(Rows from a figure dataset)

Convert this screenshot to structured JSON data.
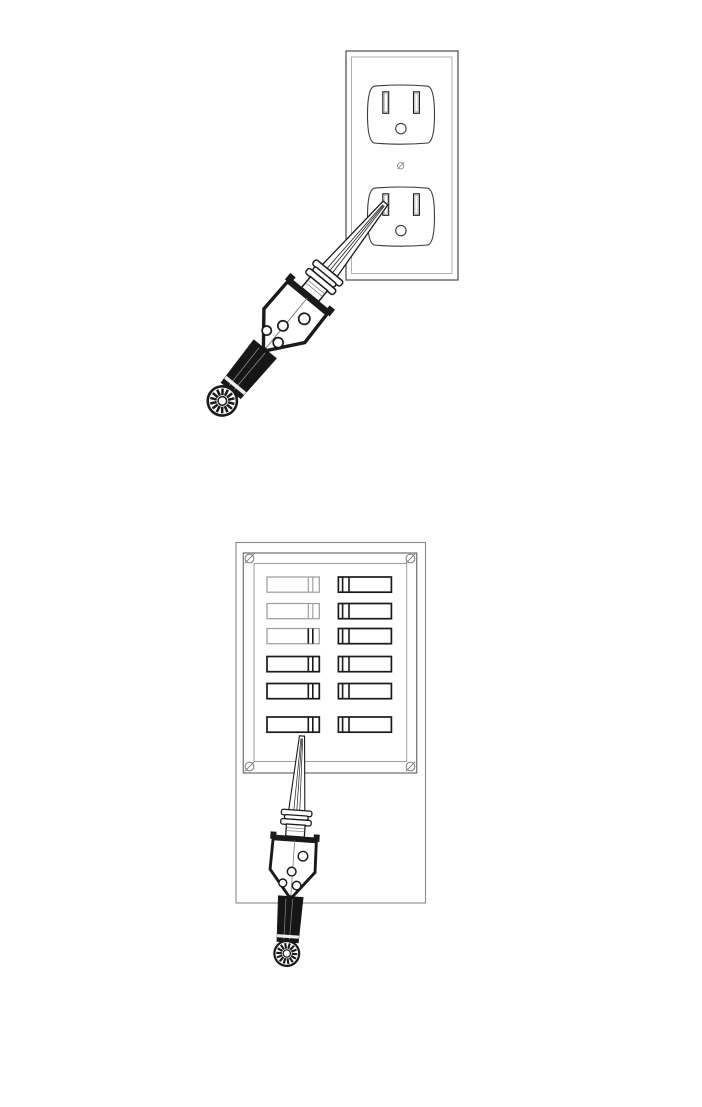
{
  "page": {
    "background": "#ffffff",
    "width": 702,
    "height": 1107
  },
  "colors": {
    "line_dark": "#1a1a1a",
    "line_mid": "#4a4a4a",
    "line_soft": "#777777",
    "line_light": "#9e9e9e",
    "line_faint": "#b2b2b2",
    "handle_fill": "#161616",
    "paper": "#ffffff"
  },
  "figures": [
    {
      "id": "outlet-test",
      "subject": "duplex-wall-outlet",
      "receptacle_count": 2,
      "slots_per_receptacle": 2,
      "ground_holes_per_receptacle": 1,
      "center_screws": 1,
      "probe_state": "inserted-in-lower-left-slot",
      "probe_angle_deg": 39.5
    },
    {
      "id": "breaker-panel-test",
      "subject": "circuit-breaker-panel",
      "breaker_rows": 6,
      "breaker_columns": 2,
      "breaker_count": 12,
      "corner_screws": 4,
      "probe_state": "tip-touching-bottom-left-breaker",
      "probe_angle_deg": 4
    }
  ],
  "panel": {
    "left_breakers": [
      {
        "body": "light",
        "toggle": "light"
      },
      {
        "body": "light",
        "toggle": "light"
      },
      {
        "body": "light",
        "toggle": "dark"
      },
      {
        "body": "dark",
        "toggle": "dark"
      },
      {
        "body": "dark",
        "toggle": "dark"
      },
      {
        "body": "dark",
        "toggle": "dark"
      }
    ],
    "right_breakers": [
      {
        "body": "dark",
        "toggle": "dark"
      },
      {
        "body": "dark",
        "toggle": "dark"
      },
      {
        "body": "dark",
        "toggle": "dark"
      },
      {
        "body": "dark",
        "toggle": "dark"
      },
      {
        "body": "dark",
        "toggle": "dark"
      },
      {
        "body": "dark",
        "toggle": "dark"
      }
    ]
  },
  "probe": {
    "parts": [
      "tip-cone",
      "ribbed-collar",
      "neck",
      "shield-body",
      "indicator-holes",
      "grip-handle",
      "end-cap"
    ],
    "indicator_holes": 4,
    "collar_ribs": 3,
    "cone_inner_lines": 3,
    "handle_stripes": 2,
    "cap_spokes": 14
  }
}
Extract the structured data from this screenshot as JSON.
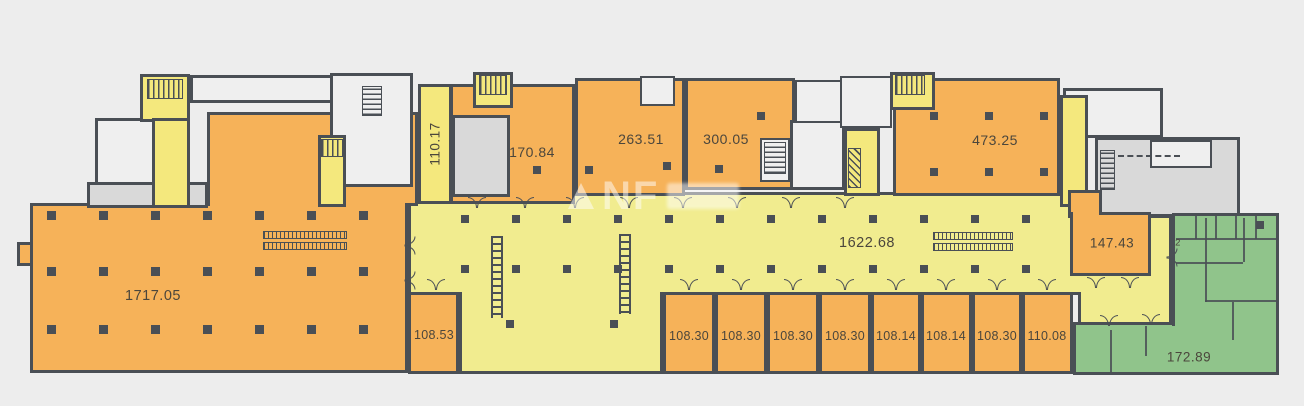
{
  "colors": {
    "background": "#ededed",
    "wall": "#4a4f55",
    "retail": "#f6b259",
    "atrium": "#f1ec8f",
    "core": "#f4e87d",
    "green": "#90c48b",
    "service": "#d9d9d9",
    "service_light": "#efefef",
    "label": "#4b463c"
  },
  "watermark": {
    "text": "NF"
  },
  "rooms": {
    "main_left": {
      "label": "1717.05"
    },
    "atrium": {
      "label": "1622.68"
    },
    "top": [
      {
        "label": "110.17"
      },
      {
        "label": "170.84"
      },
      {
        "label": "263.51"
      },
      {
        "label": "300.05"
      },
      {
        "label": "473.25"
      }
    ],
    "right_small": {
      "label": "147.43"
    },
    "green": {
      "label": "172.89"
    },
    "green_unit": {
      "label": "2"
    },
    "bottom": [
      {
        "label": "108.53"
      },
      {
        "label": "108.30"
      },
      {
        "label": "108.30"
      },
      {
        "label": "108.30"
      },
      {
        "label": "108.30"
      },
      {
        "label": "108.14"
      },
      {
        "label": "108.14"
      },
      {
        "label": "108.30"
      },
      {
        "label": "110.08"
      }
    ]
  }
}
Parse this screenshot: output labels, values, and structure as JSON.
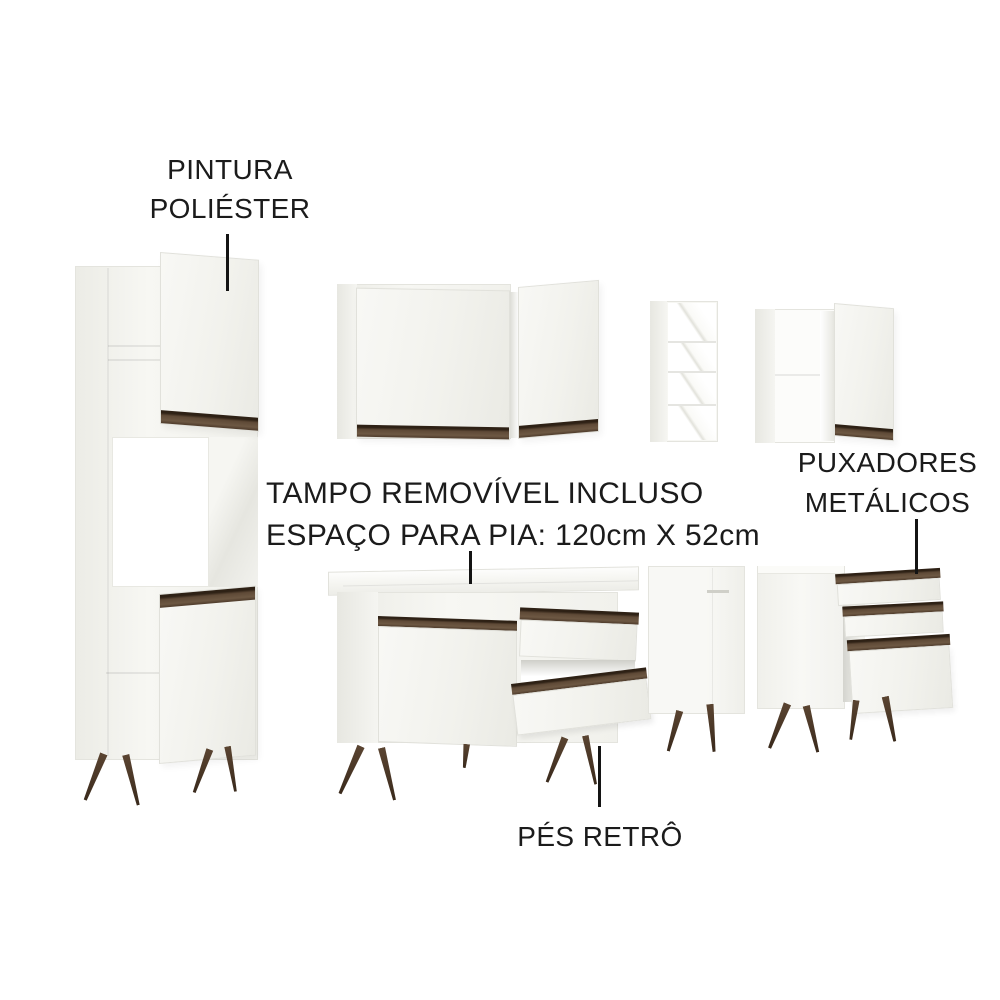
{
  "annotations": {
    "paint": {
      "line1": "PINTURA",
      "line2": "POLIÉSTER"
    },
    "countertop": {
      "line1": "TAMPO REMOVÍVEL INCLUSO",
      "line2": "ESPAÇO PARA PIA: 120cm X 52cm"
    },
    "handles": {
      "line1": "PUXADORES",
      "line2": "METÁLICOS"
    },
    "feet": {
      "line1": "PÉS RETRÔ"
    }
  },
  "colors": {
    "background": "#ffffff",
    "cabinet_white": "#f4f4f0",
    "handle_brown": "#5f4a37",
    "leg_brown": "#4b3727",
    "annotation_text": "#1b1b1b",
    "pointer_black": "#141414"
  }
}
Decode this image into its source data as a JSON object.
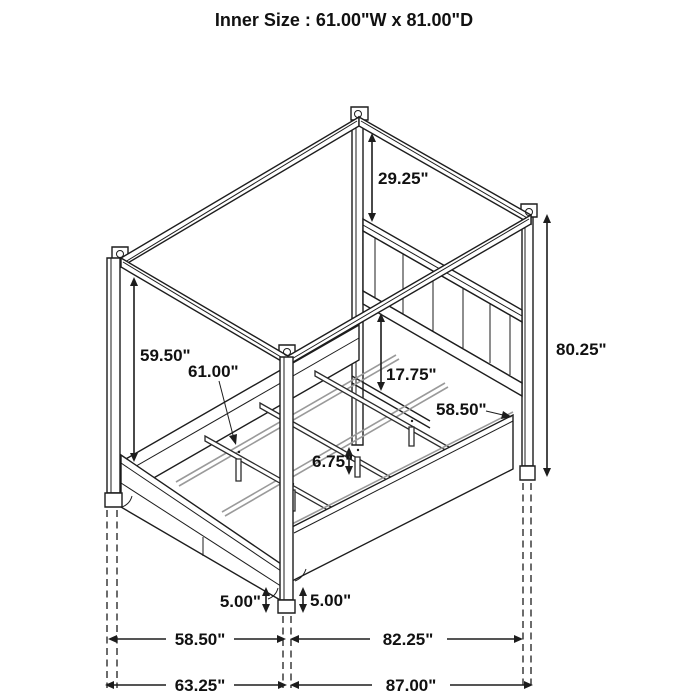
{
  "title": "Inner Size : 61.00\"W x 81.00\"D",
  "diagram": {
    "type": "furniture-dimension-diagram",
    "subject": "four-poster canopy storage bed, isometric line drawing",
    "dimensions": {
      "canopy_to_headboard": "29.25\"",
      "overall_height": "80.25\"",
      "canopy_underside_height": "59.50\"",
      "inner_width": "61.00\"",
      "headboard_above_platform": "17.75\"",
      "platform_width": "58.50\"",
      "slat_leg_height": "6.75\"",
      "clearance_foot_left": "5.00\"",
      "clearance_foot_right": "5.00\"",
      "footprint_width_inner": "58.50\"",
      "footprint_depth_inner": "82.25\"",
      "footprint_width_overall": "63.25\"",
      "footprint_depth_overall": "87.00\""
    }
  }
}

** Set exercise **
Print, exactly and only, the lines running from the line with "Decode this image" through the last line of the data, including both. Skip any picture.

** Answer to the exercise **
Decode this image into its source data as a JSON object.
{
  "title": "Inner Size : 61.00\"W x 81.00\"D",
  "diagram": {
    "type": "furniture-dimension-diagram",
    "subject": "four-poster canopy storage bed, isometric line drawing",
    "dimensions": {
      "canopy_to_headboard": "29.25\"",
      "overall_height": "80.25\"",
      "canopy_underside_height": "59.50\"",
      "inner_width": "61.00\"",
      "headboard_above_platform": "17.75\"",
      "platform_width": "58.50\"",
      "slat_leg_height": "6.75\"",
      "clearance_foot_left": "5.00\"",
      "clearance_foot_right": "5.00\"",
      "footprint_width_inner": "58.50\"",
      "footprint_depth_inner": "82.25\"",
      "footprint_width_overall": "63.25\"",
      "footprint_depth_overall": "87.00\""
    }
  }
}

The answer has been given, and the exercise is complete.